Collected data ::
-- Begin --

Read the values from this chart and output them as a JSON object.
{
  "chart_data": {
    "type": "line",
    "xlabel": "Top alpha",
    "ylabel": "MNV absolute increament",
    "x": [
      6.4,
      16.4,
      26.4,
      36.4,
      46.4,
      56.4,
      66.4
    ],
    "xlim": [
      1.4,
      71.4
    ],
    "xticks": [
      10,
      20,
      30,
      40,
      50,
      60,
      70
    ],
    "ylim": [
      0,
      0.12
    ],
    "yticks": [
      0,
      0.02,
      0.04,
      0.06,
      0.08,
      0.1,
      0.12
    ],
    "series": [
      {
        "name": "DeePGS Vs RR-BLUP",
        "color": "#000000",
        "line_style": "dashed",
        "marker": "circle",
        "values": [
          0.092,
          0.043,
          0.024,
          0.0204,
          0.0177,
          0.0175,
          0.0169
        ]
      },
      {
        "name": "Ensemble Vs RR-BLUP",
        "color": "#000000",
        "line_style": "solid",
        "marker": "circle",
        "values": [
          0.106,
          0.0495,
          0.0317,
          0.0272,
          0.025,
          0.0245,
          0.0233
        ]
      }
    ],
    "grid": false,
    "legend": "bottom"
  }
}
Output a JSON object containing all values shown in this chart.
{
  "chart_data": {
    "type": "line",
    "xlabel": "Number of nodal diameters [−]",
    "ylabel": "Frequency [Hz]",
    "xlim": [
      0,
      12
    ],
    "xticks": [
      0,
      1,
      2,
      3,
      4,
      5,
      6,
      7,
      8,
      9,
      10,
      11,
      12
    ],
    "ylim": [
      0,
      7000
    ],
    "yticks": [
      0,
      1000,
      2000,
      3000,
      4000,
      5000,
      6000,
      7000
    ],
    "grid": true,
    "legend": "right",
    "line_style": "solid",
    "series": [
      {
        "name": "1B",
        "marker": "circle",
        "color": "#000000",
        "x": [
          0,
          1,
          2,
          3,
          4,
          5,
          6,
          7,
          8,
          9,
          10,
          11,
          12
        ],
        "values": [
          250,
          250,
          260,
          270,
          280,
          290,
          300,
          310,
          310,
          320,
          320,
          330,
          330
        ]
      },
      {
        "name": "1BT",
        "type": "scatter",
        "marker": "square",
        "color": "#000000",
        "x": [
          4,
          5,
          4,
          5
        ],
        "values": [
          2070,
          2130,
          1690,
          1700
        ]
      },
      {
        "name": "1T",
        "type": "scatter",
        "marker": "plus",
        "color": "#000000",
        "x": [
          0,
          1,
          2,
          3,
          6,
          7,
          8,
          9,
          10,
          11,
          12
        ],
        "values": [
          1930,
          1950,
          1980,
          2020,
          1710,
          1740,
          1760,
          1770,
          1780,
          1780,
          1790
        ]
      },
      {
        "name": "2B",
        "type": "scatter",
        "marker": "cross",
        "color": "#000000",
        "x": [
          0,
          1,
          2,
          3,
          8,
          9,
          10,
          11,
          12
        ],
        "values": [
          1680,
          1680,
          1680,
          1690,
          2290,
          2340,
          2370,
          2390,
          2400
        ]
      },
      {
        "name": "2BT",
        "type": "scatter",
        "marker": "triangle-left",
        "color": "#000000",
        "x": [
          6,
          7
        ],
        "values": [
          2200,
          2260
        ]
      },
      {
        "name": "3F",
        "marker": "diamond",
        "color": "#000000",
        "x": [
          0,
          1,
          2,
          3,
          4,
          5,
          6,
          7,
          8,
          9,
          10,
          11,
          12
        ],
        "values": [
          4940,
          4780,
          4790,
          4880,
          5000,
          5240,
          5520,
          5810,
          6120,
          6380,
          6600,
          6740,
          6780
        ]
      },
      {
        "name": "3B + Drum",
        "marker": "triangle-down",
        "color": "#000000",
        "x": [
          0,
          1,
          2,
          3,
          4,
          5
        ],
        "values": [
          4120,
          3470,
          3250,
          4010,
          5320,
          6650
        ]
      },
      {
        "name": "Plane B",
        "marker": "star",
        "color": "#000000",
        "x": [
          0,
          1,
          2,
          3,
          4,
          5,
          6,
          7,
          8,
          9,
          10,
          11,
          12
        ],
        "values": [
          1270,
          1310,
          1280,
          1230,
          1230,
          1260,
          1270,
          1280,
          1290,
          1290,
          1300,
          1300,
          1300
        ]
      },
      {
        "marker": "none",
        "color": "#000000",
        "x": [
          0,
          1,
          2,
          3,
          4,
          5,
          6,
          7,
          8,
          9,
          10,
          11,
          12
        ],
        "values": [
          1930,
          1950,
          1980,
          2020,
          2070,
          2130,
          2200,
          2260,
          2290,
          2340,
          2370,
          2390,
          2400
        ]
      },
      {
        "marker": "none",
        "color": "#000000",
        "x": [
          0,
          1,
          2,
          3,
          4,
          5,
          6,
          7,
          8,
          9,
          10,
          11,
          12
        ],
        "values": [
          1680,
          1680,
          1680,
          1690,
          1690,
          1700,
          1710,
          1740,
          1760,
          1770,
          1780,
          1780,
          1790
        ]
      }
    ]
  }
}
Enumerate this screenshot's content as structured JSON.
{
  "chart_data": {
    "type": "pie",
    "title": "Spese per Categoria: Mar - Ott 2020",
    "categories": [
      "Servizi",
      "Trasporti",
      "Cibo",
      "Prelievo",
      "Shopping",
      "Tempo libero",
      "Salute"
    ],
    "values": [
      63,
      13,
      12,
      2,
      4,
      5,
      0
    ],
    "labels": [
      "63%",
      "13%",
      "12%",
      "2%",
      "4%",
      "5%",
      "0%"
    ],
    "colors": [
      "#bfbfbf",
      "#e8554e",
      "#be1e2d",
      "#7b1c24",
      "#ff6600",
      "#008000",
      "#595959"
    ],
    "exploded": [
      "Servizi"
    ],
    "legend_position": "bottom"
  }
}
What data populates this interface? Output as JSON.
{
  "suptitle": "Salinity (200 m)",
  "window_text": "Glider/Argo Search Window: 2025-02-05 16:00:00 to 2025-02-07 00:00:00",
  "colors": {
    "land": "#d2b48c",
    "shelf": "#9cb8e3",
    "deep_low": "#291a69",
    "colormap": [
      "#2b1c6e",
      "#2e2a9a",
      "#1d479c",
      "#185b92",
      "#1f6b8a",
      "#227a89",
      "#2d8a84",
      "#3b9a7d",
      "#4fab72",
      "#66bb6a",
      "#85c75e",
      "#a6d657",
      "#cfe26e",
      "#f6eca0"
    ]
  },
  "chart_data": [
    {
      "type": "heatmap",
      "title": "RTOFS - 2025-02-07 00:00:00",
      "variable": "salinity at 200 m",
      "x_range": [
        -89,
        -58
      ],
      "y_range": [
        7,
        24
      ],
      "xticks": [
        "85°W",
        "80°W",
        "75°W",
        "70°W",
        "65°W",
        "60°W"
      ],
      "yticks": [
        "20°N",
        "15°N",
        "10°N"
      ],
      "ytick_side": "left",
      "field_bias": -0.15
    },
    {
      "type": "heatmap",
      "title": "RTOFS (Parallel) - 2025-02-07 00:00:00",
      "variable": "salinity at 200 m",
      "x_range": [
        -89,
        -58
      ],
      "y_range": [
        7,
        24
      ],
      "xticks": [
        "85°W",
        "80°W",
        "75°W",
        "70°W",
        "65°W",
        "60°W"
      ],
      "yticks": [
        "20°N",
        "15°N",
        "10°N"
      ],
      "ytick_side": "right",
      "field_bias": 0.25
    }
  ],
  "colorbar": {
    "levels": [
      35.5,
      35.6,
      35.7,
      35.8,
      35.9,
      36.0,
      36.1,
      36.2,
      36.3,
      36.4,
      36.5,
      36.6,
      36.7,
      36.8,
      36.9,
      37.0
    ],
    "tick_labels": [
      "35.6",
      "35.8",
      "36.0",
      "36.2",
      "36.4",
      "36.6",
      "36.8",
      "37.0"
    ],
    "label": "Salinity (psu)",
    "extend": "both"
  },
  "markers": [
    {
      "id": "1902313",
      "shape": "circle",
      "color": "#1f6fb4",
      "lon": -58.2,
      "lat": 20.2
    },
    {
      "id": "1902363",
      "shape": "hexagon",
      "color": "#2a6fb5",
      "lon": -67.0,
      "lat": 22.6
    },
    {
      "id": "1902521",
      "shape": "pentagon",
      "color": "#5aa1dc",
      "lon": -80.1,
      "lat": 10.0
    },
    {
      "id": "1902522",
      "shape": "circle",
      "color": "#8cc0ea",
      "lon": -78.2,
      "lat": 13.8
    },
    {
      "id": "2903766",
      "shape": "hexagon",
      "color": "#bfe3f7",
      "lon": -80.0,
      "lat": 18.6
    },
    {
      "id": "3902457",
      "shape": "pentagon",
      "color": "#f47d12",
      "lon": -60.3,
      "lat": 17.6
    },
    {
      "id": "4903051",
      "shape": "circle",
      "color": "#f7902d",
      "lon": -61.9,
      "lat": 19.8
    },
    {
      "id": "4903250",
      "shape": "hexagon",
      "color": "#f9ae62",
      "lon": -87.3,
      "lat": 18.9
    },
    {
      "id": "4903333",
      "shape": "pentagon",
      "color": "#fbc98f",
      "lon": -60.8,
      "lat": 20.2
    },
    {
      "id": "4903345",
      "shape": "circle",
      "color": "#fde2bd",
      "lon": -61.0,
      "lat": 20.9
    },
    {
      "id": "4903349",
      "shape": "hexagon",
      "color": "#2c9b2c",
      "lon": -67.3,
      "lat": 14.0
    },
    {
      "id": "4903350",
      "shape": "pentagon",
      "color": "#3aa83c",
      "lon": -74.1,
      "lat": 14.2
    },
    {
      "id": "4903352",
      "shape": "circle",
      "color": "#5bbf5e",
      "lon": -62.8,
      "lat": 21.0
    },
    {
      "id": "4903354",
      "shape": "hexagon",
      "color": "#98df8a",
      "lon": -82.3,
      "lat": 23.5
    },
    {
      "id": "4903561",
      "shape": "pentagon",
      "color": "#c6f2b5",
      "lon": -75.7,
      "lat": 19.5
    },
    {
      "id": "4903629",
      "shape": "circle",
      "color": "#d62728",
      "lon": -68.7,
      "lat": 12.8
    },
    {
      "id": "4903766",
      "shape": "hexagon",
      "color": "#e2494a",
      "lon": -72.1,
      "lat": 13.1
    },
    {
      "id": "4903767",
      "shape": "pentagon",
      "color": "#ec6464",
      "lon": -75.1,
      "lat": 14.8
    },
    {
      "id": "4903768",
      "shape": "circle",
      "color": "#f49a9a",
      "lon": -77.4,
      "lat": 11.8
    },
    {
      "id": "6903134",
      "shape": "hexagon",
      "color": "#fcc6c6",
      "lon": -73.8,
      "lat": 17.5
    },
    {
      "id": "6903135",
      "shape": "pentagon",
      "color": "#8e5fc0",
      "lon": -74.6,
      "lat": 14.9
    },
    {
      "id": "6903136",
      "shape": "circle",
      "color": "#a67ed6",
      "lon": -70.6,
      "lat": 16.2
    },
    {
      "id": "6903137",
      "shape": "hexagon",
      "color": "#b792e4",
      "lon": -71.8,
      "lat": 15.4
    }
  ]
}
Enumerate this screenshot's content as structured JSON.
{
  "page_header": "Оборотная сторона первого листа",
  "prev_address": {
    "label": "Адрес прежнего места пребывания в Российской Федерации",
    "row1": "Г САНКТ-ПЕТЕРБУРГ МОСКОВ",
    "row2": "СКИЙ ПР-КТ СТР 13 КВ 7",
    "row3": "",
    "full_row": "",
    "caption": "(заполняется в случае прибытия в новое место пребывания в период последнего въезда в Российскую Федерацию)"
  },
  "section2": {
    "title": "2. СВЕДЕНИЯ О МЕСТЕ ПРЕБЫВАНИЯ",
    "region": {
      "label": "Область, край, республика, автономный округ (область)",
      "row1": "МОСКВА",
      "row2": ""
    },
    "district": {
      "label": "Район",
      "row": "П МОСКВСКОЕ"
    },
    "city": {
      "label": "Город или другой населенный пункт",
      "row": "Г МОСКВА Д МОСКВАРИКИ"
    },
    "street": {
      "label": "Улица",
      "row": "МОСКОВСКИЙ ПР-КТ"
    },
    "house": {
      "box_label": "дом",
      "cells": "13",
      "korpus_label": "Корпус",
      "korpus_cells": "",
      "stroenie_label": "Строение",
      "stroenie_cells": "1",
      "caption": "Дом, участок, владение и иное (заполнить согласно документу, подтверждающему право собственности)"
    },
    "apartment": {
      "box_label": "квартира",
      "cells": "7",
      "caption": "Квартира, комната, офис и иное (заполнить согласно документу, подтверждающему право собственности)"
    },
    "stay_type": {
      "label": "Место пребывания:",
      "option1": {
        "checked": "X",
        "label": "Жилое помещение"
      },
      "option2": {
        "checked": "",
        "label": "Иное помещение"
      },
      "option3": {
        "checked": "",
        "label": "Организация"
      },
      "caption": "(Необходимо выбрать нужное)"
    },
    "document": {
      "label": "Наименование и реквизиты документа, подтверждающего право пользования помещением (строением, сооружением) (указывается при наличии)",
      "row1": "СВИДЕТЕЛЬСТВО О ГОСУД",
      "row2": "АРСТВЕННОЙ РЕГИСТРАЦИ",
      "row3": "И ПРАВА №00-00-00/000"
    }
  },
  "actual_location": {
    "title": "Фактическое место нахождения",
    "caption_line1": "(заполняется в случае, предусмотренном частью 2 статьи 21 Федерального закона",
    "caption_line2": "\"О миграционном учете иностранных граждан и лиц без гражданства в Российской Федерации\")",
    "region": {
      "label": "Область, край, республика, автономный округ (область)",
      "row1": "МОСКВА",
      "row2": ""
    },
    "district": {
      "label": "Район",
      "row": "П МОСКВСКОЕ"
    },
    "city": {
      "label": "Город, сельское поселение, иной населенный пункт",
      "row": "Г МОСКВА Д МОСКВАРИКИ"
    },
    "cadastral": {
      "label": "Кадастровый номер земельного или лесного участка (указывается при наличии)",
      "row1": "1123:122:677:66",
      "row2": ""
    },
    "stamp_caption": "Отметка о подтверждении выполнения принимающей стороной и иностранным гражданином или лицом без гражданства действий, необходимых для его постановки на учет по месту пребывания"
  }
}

-- End --

What is required :: Tally the lines of the preceding listing in which the word "Федерации" appears; state nothing but the total.

The output :: 2